**TASK TO CARRY OUT**
Look through the listing below and give the number of lines that hold "pattern". Say nothing more.

— start —

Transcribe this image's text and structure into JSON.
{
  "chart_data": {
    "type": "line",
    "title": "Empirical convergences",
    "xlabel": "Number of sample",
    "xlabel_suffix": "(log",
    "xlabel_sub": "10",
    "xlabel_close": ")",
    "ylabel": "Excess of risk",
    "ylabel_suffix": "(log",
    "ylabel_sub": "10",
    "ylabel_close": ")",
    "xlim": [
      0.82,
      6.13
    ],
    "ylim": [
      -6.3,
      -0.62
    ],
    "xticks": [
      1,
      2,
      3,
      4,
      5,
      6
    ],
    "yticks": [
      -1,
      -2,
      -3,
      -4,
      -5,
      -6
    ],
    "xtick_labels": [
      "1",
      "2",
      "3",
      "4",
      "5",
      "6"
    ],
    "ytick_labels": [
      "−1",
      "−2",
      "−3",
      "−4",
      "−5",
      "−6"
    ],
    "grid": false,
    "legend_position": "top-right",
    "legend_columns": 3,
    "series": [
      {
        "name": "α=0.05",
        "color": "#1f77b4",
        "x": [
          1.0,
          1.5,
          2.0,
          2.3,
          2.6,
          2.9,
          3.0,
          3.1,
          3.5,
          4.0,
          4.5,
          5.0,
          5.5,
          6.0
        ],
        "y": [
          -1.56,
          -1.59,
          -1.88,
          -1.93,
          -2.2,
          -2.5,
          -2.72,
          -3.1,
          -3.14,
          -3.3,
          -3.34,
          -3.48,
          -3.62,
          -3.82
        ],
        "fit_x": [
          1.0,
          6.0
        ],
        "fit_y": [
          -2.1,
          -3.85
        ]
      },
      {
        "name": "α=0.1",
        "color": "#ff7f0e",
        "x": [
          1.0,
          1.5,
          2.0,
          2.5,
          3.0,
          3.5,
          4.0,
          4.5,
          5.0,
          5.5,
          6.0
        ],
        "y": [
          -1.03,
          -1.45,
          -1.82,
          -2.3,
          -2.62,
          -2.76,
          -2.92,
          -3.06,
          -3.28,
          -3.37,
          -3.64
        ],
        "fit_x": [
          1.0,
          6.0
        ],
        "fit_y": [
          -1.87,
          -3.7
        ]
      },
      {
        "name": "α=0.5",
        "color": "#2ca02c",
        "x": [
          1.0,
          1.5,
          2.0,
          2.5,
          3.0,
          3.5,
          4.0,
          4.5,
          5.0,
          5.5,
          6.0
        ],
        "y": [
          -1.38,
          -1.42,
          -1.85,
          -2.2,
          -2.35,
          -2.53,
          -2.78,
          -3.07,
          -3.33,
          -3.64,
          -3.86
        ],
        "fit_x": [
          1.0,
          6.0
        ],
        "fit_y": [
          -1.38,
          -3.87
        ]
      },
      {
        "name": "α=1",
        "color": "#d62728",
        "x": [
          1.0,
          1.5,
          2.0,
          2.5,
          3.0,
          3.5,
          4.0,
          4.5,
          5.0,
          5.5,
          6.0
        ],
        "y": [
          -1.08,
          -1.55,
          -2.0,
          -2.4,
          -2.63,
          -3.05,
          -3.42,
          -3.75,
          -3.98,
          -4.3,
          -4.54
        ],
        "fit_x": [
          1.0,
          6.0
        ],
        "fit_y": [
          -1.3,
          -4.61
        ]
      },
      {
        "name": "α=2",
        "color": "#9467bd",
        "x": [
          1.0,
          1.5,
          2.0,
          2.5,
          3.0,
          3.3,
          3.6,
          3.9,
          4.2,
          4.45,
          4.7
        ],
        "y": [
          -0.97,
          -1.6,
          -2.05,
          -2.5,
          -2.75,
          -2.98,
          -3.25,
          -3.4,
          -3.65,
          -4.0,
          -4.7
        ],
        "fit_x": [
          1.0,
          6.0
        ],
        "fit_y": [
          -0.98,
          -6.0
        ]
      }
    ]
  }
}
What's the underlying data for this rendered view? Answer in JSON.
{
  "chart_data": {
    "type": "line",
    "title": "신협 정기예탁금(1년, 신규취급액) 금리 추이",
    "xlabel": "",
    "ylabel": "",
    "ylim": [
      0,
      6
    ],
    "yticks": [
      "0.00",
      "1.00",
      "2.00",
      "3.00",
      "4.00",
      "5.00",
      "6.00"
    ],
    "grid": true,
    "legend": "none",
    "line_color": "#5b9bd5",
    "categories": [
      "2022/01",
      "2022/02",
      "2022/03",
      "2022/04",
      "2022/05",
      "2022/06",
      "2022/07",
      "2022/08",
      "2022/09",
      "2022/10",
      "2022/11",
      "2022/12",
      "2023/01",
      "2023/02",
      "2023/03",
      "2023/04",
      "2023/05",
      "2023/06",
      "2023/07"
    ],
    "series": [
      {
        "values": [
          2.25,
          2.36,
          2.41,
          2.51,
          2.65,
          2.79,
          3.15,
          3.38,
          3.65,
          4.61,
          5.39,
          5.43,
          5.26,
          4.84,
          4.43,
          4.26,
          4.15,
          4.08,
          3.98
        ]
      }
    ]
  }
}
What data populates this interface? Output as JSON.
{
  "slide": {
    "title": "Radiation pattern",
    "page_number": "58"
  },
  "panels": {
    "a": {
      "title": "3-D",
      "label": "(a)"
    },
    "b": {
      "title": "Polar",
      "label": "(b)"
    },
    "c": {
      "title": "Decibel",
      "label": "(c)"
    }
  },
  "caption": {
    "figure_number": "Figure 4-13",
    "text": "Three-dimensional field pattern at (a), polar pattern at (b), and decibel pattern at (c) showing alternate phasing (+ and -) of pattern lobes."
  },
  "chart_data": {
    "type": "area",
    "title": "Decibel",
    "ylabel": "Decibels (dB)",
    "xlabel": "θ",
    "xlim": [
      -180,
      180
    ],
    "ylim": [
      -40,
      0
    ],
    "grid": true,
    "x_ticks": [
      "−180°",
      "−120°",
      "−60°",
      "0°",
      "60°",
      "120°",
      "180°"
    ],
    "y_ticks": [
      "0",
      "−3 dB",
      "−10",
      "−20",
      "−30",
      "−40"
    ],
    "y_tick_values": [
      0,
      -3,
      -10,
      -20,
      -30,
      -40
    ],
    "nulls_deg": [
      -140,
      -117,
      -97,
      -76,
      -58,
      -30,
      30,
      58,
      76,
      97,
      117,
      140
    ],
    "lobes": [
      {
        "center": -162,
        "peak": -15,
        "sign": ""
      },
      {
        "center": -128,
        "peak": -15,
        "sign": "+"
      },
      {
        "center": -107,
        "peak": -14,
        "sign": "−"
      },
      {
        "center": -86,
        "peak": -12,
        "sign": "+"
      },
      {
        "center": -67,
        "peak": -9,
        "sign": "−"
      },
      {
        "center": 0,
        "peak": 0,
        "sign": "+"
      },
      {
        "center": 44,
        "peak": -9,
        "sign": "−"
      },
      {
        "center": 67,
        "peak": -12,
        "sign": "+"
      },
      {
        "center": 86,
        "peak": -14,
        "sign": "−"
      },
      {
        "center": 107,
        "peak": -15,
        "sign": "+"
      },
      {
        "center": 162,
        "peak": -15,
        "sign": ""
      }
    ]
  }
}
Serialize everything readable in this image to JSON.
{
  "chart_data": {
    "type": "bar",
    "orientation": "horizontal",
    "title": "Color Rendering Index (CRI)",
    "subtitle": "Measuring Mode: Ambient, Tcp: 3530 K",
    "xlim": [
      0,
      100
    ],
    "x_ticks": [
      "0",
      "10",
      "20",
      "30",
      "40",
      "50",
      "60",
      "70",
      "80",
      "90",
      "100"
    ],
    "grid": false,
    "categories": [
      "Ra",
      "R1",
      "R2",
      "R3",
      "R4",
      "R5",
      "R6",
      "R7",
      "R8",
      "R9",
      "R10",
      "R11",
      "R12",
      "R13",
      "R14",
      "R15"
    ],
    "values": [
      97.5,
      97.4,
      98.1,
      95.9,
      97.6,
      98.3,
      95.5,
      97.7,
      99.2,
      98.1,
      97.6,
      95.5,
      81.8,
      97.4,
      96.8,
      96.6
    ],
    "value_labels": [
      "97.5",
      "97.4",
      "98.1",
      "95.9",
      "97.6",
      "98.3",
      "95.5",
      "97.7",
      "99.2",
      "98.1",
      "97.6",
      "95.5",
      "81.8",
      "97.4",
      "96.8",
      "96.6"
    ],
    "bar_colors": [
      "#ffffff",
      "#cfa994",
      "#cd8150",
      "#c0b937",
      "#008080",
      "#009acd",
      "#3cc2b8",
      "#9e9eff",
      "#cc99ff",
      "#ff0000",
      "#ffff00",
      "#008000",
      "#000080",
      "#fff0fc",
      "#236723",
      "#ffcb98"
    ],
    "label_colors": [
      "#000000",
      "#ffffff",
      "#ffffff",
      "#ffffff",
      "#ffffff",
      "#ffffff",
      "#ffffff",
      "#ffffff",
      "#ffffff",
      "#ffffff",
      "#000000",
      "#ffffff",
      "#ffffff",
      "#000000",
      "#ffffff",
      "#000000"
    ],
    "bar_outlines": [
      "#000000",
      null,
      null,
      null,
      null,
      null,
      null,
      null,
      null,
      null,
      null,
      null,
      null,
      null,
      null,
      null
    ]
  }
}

— end —

**ANSWER TO THIS TASK**
2